BEGIN

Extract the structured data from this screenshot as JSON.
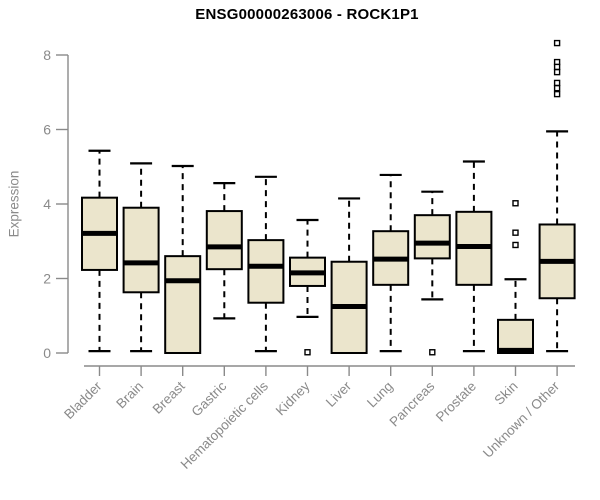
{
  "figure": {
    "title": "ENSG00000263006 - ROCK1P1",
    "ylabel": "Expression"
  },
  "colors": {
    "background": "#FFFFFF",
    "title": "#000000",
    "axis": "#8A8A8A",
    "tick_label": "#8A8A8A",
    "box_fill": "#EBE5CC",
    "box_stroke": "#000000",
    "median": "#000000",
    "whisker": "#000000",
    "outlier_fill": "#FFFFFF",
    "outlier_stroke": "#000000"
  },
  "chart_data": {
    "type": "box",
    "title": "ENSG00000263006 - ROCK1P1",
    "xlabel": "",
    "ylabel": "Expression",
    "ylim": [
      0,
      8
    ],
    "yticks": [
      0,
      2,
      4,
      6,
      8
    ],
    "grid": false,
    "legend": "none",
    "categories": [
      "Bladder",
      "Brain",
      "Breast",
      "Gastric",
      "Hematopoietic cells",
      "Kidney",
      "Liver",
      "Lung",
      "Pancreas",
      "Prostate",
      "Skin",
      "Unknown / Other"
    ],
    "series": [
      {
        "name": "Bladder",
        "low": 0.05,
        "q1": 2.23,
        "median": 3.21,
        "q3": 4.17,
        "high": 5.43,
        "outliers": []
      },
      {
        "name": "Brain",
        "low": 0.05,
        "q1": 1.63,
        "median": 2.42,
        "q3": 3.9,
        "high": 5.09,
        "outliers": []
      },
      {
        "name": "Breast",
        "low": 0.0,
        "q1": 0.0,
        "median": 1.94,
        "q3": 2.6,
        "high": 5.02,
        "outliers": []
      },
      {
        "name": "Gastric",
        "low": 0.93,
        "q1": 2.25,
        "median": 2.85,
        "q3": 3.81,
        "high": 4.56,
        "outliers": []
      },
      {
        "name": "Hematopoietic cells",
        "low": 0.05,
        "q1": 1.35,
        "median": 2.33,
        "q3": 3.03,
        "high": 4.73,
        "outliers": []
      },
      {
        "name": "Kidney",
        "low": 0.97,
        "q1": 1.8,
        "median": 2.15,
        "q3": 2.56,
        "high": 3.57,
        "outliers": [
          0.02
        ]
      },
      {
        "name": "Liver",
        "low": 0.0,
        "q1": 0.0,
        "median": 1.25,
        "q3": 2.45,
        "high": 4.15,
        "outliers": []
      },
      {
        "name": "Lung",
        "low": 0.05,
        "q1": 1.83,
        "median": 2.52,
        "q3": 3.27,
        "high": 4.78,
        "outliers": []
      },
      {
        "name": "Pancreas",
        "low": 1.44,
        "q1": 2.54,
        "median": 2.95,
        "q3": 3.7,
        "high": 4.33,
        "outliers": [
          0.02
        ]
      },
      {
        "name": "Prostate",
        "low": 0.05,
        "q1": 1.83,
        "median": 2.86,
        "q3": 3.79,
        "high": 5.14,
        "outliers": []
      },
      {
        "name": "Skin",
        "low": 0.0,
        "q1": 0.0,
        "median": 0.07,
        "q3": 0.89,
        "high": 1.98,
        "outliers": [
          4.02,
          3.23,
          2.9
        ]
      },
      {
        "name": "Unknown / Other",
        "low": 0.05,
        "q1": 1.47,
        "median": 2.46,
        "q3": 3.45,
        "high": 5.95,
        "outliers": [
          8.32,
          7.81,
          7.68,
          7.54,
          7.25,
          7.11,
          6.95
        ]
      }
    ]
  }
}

END

• Work item
Start to finish, write out the data above exactly, omitting all pictures.

• Written answer
Extract the structured data from this screenshot as JSON.
{
  "figure": {
    "title": "ENSG00000263006 - ROCK1P1",
    "ylabel": "Expression"
  },
  "colors": {
    "background": "#FFFFFF",
    "title": "#000000",
    "axis": "#8A8A8A",
    "tick_label": "#8A8A8A",
    "box_fill": "#EBE5CC",
    "box_stroke": "#000000",
    "median": "#000000",
    "whisker": "#000000",
    "outlier_fill": "#FFFFFF",
    "outlier_stroke": "#000000"
  },
  "chart_data": {
    "type": "box",
    "title": "ENSG00000263006 - ROCK1P1",
    "xlabel": "",
    "ylabel": "Expression",
    "ylim": [
      0,
      8
    ],
    "yticks": [
      0,
      2,
      4,
      6,
      8
    ],
    "grid": false,
    "legend": "none",
    "categories": [
      "Bladder",
      "Brain",
      "Breast",
      "Gastric",
      "Hematopoietic cells",
      "Kidney",
      "Liver",
      "Lung",
      "Pancreas",
      "Prostate",
      "Skin",
      "Unknown / Other"
    ],
    "series": [
      {
        "name": "Bladder",
        "low": 0.05,
        "q1": 2.23,
        "median": 3.21,
        "q3": 4.17,
        "high": 5.43,
        "outliers": []
      },
      {
        "name": "Brain",
        "low": 0.05,
        "q1": 1.63,
        "median": 2.42,
        "q3": 3.9,
        "high": 5.09,
        "outliers": []
      },
      {
        "name": "Breast",
        "low": 0.0,
        "q1": 0.0,
        "median": 1.94,
        "q3": 2.6,
        "high": 5.02,
        "outliers": []
      },
      {
        "name": "Gastric",
        "low": 0.93,
        "q1": 2.25,
        "median": 2.85,
        "q3": 3.81,
        "high": 4.56,
        "outliers": []
      },
      {
        "name": "Hematopoietic cells",
        "low": 0.05,
        "q1": 1.35,
        "median": 2.33,
        "q3": 3.03,
        "high": 4.73,
        "outliers": []
      },
      {
        "name": "Kidney",
        "low": 0.97,
        "q1": 1.8,
        "median": 2.15,
        "q3": 2.56,
        "high": 3.57,
        "outliers": [
          0.02
        ]
      },
      {
        "name": "Liver",
        "low": 0.0,
        "q1": 0.0,
        "median": 1.25,
        "q3": 2.45,
        "high": 4.15,
        "outliers": []
      },
      {
        "name": "Lung",
        "low": 0.05,
        "q1": 1.83,
        "median": 2.52,
        "q3": 3.27,
        "high": 4.78,
        "outliers": []
      },
      {
        "name": "Pancreas",
        "low": 1.44,
        "q1": 2.54,
        "median": 2.95,
        "q3": 3.7,
        "high": 4.33,
        "outliers": [
          0.02
        ]
      },
      {
        "name": "Prostate",
        "low": 0.05,
        "q1": 1.83,
        "median": 2.86,
        "q3": 3.79,
        "high": 5.14,
        "outliers": []
      },
      {
        "name": "Skin",
        "low": 0.0,
        "q1": 0.0,
        "median": 0.07,
        "q3": 0.89,
        "high": 1.98,
        "outliers": [
          4.02,
          3.23,
          2.9
        ]
      },
      {
        "name": "Unknown / Other",
        "low": 0.05,
        "q1": 1.47,
        "median": 2.46,
        "q3": 3.45,
        "high": 5.95,
        "outliers": [
          8.32,
          7.81,
          7.68,
          7.54,
          7.25,
          7.11,
          6.95
        ]
      }
    ]
  }
}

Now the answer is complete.